## PROVIDED ENTRIES

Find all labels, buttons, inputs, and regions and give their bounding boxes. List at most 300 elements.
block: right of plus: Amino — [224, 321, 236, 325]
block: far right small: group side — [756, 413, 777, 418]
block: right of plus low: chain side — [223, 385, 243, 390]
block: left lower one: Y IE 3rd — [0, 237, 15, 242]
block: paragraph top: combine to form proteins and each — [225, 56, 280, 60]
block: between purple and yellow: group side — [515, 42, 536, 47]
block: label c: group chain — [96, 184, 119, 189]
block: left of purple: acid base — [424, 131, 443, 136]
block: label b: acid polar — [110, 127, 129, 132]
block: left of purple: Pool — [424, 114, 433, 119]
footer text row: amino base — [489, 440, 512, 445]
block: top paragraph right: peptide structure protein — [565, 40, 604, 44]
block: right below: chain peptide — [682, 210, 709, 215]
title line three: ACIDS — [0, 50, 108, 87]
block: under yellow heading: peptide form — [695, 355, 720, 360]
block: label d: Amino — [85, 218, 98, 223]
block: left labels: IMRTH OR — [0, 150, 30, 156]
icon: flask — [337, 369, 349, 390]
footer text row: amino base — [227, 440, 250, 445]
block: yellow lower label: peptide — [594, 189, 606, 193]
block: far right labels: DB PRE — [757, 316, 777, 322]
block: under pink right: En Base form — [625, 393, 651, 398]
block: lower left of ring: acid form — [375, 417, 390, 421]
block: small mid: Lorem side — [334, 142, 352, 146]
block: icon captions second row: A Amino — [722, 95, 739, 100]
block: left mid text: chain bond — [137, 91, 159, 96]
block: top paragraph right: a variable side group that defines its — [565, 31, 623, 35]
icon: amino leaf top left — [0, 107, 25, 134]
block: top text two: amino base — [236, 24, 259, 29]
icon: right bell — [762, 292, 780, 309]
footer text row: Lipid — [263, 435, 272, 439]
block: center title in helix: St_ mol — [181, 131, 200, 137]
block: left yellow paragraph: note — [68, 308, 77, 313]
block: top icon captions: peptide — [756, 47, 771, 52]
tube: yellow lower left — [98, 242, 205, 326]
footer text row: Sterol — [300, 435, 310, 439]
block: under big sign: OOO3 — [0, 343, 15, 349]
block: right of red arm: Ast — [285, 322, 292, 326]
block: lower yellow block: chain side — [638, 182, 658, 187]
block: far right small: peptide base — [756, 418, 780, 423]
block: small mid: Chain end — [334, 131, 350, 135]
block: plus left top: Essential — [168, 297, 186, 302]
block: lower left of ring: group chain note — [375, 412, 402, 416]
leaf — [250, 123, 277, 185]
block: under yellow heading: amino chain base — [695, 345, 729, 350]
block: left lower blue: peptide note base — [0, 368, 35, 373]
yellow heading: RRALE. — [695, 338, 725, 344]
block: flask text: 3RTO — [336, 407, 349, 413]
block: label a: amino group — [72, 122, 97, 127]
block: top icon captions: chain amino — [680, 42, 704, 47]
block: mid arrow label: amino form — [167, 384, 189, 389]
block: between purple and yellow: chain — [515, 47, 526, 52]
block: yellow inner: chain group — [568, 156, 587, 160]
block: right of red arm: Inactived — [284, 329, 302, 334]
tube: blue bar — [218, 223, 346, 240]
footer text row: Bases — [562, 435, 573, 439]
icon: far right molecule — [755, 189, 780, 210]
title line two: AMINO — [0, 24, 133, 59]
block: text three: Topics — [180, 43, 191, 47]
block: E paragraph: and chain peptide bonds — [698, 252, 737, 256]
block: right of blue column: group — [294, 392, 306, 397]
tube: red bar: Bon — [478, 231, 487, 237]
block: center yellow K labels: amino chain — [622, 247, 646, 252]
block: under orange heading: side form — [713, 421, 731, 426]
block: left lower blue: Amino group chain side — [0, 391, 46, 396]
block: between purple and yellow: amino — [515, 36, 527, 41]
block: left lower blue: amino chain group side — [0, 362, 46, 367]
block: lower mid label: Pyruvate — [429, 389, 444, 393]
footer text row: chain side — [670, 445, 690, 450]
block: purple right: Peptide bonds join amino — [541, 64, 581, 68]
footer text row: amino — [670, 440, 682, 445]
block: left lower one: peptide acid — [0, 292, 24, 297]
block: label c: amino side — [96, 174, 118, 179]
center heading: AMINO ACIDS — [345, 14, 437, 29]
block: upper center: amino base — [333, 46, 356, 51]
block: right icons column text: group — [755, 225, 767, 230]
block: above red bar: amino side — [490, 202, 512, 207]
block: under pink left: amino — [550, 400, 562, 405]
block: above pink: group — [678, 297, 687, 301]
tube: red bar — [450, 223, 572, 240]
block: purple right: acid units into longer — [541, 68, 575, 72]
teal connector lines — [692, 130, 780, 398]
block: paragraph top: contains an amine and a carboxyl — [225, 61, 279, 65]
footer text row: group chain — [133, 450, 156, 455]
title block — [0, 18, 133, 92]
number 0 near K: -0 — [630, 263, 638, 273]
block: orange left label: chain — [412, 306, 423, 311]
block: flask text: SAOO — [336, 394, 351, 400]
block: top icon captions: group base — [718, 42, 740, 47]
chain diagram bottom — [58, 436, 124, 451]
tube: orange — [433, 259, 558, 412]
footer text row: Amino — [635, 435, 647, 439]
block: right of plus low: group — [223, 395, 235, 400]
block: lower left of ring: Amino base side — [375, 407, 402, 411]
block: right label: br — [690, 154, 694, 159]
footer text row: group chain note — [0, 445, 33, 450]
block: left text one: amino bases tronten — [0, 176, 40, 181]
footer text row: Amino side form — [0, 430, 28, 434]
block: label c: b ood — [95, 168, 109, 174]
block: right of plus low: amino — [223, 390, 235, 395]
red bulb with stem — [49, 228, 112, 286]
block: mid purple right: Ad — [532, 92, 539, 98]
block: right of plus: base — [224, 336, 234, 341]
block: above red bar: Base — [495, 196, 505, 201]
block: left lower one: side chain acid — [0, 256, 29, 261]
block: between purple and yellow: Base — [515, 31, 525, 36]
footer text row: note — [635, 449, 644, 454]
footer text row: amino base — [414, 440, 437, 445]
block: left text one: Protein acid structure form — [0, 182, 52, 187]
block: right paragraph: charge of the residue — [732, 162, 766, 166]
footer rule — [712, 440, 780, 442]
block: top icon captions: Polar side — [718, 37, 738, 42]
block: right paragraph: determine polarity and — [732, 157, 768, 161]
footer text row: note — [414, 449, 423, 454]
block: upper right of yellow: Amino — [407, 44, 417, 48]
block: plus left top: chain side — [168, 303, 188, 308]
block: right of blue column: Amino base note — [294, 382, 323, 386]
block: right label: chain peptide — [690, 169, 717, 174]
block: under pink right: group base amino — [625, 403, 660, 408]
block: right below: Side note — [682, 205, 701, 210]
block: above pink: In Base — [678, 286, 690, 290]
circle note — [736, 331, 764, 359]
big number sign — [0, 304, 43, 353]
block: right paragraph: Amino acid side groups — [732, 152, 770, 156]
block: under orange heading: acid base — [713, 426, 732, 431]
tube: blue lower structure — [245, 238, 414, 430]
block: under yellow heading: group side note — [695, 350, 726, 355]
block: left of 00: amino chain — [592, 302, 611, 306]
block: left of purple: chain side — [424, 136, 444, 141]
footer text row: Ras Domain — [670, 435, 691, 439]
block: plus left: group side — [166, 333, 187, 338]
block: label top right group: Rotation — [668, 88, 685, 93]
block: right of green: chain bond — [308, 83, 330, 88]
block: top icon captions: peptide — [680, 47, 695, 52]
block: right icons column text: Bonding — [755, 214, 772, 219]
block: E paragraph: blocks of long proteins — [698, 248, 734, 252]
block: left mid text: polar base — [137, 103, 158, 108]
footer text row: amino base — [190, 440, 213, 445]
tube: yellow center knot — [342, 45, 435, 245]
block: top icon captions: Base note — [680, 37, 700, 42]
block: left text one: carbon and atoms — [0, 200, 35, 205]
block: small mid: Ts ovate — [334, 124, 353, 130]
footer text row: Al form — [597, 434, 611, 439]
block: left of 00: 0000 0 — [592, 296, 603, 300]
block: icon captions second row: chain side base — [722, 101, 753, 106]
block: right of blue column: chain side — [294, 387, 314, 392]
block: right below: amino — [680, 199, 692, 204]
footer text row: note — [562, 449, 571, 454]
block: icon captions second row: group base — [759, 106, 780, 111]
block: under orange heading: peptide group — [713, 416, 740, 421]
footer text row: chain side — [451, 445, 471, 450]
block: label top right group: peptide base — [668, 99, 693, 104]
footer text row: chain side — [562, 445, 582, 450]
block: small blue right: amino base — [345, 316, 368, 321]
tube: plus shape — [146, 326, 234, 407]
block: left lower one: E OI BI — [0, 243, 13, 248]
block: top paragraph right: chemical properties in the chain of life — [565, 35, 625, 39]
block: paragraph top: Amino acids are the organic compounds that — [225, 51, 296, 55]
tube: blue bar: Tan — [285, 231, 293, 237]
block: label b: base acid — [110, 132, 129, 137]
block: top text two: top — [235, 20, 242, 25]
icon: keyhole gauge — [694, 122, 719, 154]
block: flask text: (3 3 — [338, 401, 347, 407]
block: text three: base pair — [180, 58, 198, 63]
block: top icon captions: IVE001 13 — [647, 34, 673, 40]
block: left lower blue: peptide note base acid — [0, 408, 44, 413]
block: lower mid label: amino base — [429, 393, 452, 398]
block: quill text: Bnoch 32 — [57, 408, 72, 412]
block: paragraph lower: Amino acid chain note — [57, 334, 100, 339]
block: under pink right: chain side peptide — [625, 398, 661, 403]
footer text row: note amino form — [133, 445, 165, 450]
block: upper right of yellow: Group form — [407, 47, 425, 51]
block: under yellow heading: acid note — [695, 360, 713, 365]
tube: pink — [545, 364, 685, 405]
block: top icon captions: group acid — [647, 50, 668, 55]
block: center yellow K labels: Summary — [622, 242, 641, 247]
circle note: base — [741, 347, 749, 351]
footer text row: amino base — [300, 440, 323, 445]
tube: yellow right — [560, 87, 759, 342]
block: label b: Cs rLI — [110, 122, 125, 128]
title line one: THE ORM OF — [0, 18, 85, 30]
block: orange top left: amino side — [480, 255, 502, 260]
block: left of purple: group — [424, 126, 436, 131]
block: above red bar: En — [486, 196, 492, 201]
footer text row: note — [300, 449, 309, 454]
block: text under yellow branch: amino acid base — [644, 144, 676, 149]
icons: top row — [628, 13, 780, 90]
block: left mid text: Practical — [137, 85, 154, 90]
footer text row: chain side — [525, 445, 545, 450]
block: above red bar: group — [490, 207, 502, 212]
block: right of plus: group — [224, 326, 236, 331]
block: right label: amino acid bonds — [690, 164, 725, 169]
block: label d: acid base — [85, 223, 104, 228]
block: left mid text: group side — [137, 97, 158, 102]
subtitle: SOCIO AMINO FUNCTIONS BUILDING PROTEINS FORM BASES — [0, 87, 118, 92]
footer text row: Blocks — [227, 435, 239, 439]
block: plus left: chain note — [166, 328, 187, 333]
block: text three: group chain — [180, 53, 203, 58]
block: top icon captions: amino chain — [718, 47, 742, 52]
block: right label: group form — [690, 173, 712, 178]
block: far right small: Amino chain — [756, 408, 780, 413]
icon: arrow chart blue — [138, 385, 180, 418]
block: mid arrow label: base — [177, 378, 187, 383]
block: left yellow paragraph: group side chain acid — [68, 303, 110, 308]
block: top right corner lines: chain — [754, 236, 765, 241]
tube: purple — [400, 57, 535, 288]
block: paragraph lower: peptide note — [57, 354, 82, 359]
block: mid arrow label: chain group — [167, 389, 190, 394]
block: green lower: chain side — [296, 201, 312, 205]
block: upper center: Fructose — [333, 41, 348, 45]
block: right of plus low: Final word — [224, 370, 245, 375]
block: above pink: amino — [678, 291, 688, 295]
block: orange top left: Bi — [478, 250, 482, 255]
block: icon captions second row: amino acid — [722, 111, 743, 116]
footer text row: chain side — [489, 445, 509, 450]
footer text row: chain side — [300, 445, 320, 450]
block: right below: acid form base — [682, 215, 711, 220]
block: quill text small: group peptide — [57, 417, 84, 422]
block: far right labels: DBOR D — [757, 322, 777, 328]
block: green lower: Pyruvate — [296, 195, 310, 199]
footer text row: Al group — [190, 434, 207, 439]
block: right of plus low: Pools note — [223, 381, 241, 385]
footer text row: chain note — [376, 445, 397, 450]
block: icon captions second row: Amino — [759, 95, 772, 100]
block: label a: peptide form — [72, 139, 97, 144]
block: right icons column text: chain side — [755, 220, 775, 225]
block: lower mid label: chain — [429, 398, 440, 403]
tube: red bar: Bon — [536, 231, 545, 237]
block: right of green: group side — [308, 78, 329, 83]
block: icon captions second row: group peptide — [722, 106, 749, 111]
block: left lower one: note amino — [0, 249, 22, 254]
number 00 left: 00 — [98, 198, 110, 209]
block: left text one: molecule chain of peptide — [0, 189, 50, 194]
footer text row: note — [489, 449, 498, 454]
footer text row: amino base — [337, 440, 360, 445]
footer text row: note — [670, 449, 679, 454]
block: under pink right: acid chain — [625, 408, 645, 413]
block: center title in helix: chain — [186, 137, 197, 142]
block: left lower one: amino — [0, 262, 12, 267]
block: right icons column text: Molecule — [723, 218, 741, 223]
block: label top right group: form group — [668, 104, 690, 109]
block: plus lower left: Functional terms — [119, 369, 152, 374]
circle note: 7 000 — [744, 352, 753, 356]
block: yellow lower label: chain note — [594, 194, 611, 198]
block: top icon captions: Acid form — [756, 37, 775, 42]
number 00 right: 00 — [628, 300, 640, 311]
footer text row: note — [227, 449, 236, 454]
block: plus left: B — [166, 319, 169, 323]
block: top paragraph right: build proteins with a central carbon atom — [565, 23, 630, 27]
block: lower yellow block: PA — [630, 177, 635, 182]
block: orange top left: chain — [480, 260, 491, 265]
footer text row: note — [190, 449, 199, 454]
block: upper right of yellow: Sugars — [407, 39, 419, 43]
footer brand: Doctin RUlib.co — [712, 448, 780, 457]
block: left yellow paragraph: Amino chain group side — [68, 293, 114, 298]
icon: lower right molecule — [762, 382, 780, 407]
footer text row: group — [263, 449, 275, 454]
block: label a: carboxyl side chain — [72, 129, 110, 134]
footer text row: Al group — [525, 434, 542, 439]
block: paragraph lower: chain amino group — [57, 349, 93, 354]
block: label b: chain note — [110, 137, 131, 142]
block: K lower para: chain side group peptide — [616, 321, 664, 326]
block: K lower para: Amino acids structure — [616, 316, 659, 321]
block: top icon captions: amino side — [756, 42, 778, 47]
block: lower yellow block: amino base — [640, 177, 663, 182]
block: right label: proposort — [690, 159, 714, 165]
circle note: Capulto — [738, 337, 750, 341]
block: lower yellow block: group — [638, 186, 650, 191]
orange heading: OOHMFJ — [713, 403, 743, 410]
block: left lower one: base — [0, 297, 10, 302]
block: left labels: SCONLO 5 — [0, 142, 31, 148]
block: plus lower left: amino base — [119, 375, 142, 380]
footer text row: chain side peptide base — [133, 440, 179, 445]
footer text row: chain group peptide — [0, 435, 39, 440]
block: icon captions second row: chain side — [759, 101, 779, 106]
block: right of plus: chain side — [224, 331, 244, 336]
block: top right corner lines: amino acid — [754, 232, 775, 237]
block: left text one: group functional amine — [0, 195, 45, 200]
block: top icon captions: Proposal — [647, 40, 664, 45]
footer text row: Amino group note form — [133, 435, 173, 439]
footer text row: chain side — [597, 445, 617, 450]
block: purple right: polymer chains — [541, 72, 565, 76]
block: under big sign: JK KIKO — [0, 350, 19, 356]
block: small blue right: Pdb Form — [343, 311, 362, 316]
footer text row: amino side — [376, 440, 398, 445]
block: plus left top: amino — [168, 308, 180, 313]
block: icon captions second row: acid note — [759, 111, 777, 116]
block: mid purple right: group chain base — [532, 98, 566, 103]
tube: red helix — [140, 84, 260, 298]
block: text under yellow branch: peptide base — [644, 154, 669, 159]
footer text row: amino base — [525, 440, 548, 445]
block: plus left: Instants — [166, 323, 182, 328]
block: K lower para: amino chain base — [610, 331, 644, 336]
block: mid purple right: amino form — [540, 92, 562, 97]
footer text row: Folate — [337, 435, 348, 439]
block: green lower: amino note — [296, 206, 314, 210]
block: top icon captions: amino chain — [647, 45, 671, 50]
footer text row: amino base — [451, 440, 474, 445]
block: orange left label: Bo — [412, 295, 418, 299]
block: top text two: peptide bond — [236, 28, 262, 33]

## PROBLEM DESCRIPTION
Lines holding "small": copy each one from the records above.

## WRITTEN REPLY
block: far right small: group side — [756, 413, 777, 418]
block: small mid: Lorem side — [334, 142, 352, 146]
block: far right small: peptide base — [756, 418, 780, 423]
block: small mid: Chain end — [334, 131, 350, 135]
block: small mid: Ts ovate — [334, 124, 353, 130]
block: small blue right: amino base — [345, 316, 368, 321]
block: far right small: Amino chain — [756, 408, 780, 413]
block: quill text small: group peptide — [57, 417, 84, 422]
block: small blue right: Pdb Form — [343, 311, 362, 316]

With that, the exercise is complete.